◆ Do this
Sort through the entries below and pull out lines containing the word "educational".

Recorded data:
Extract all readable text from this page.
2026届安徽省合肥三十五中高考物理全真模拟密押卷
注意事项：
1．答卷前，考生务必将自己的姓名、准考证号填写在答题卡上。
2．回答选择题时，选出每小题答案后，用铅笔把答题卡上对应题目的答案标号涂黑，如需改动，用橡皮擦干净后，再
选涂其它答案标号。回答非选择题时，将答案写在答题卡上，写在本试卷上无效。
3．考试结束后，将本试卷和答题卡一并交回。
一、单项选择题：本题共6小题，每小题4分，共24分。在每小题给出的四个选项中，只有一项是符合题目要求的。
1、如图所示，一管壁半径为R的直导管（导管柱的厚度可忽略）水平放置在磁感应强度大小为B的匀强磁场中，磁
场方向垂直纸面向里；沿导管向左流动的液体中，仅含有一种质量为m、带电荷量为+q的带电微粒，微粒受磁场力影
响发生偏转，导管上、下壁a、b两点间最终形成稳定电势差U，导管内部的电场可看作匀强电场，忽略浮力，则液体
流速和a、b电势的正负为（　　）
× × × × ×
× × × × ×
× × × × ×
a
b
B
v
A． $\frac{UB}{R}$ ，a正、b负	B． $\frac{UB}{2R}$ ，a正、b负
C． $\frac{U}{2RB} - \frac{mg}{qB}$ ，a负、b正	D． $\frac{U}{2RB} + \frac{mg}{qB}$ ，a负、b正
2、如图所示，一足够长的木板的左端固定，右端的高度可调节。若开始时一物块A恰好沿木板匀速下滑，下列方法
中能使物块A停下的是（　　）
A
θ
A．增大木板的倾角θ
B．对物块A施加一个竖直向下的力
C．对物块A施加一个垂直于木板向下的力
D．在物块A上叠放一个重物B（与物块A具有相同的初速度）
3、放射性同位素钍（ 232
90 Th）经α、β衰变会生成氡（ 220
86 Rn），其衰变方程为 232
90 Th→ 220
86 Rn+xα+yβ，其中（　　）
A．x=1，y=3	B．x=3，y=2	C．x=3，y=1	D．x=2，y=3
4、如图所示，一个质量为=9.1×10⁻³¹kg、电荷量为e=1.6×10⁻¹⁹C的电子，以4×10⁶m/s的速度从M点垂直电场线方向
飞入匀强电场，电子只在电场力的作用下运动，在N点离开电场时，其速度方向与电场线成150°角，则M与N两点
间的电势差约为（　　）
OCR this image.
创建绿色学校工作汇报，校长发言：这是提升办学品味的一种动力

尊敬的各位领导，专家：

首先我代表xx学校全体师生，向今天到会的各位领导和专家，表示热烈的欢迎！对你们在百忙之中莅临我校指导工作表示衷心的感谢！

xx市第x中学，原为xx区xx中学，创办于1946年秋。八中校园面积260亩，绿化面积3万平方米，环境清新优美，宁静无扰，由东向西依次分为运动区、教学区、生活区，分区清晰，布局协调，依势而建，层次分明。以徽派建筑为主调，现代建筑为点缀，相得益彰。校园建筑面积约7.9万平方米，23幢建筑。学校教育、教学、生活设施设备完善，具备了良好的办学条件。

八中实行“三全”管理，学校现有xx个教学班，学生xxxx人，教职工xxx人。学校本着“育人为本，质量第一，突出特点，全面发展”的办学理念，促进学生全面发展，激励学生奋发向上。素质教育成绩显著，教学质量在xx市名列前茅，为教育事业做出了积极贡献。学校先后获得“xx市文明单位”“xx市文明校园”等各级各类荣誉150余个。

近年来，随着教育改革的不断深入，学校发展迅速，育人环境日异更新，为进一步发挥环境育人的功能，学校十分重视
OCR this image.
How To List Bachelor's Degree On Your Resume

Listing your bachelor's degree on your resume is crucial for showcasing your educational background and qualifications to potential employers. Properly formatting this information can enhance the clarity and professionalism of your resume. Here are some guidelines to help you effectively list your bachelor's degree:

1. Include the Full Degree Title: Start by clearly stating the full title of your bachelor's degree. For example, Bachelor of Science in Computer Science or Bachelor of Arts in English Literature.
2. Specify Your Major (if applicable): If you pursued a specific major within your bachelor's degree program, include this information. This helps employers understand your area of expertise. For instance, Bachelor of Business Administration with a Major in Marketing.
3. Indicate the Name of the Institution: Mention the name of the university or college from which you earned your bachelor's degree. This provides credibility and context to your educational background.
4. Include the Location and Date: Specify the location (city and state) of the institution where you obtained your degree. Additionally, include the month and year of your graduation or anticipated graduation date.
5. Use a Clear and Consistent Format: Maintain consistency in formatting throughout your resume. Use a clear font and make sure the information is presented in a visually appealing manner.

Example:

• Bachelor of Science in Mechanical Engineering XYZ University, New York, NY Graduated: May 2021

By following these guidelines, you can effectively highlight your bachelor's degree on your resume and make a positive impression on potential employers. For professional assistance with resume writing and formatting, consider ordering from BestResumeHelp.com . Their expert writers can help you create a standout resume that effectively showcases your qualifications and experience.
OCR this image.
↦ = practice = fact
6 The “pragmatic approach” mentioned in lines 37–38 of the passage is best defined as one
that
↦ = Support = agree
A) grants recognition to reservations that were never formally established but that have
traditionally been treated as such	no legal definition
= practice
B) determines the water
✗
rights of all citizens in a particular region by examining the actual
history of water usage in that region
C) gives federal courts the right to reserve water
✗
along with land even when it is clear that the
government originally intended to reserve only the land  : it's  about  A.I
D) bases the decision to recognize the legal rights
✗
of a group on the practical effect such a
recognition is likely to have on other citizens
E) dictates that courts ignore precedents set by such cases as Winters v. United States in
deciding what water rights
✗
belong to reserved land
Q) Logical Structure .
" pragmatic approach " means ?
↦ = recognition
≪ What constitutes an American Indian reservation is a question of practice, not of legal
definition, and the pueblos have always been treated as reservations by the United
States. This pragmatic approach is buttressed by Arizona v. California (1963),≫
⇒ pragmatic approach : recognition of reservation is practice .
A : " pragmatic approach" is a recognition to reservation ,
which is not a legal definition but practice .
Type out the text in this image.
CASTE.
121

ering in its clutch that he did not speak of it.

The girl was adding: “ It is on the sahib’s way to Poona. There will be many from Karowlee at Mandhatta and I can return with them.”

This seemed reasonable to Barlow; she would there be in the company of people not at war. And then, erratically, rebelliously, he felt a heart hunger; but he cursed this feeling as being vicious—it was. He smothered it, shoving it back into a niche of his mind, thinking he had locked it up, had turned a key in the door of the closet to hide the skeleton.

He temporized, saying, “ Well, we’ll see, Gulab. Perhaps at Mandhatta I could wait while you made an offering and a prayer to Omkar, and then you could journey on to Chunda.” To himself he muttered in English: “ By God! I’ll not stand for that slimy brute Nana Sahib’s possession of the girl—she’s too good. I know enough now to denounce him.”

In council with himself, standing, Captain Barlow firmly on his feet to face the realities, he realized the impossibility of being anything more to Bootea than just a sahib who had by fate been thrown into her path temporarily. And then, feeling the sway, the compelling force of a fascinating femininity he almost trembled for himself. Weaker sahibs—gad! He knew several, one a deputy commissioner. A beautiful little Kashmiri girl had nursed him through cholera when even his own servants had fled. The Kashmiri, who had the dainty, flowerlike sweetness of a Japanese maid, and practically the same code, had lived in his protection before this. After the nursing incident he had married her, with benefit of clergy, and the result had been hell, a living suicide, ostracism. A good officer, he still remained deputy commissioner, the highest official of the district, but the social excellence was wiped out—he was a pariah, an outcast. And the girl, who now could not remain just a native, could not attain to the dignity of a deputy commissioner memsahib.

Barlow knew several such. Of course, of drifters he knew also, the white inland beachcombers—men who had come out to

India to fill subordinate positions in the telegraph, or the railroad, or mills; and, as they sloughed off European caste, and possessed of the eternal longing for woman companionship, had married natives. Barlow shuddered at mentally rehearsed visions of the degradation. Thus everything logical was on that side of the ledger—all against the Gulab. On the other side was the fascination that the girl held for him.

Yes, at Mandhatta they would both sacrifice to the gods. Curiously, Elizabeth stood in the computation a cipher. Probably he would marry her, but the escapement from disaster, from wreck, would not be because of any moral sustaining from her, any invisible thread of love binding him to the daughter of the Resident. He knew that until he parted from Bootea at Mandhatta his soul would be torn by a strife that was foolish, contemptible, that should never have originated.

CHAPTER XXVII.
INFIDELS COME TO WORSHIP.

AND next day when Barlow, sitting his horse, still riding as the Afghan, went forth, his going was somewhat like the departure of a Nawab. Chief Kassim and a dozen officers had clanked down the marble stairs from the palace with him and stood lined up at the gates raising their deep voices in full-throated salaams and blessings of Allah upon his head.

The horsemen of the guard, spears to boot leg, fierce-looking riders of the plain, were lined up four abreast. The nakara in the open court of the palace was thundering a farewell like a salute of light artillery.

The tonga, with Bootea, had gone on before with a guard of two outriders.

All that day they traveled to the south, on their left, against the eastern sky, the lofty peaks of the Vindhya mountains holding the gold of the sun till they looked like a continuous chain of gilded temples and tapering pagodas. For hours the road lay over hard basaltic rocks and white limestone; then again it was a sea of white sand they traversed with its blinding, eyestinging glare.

◆ Reply to the exercise
Listing your bachelor's degree on your resume is crucial for showcasing your educational background and qualifications to potential employers. Properly formatting this information can enhance the clarity and professionalism of your resume. Here are some guidelines to help you effectively list your bachelor's degree:
3. Indicate the Name of the Institution: Mention the name of the university or college from which you earned your bachelor's degree. This provides credibility and context to your educational background.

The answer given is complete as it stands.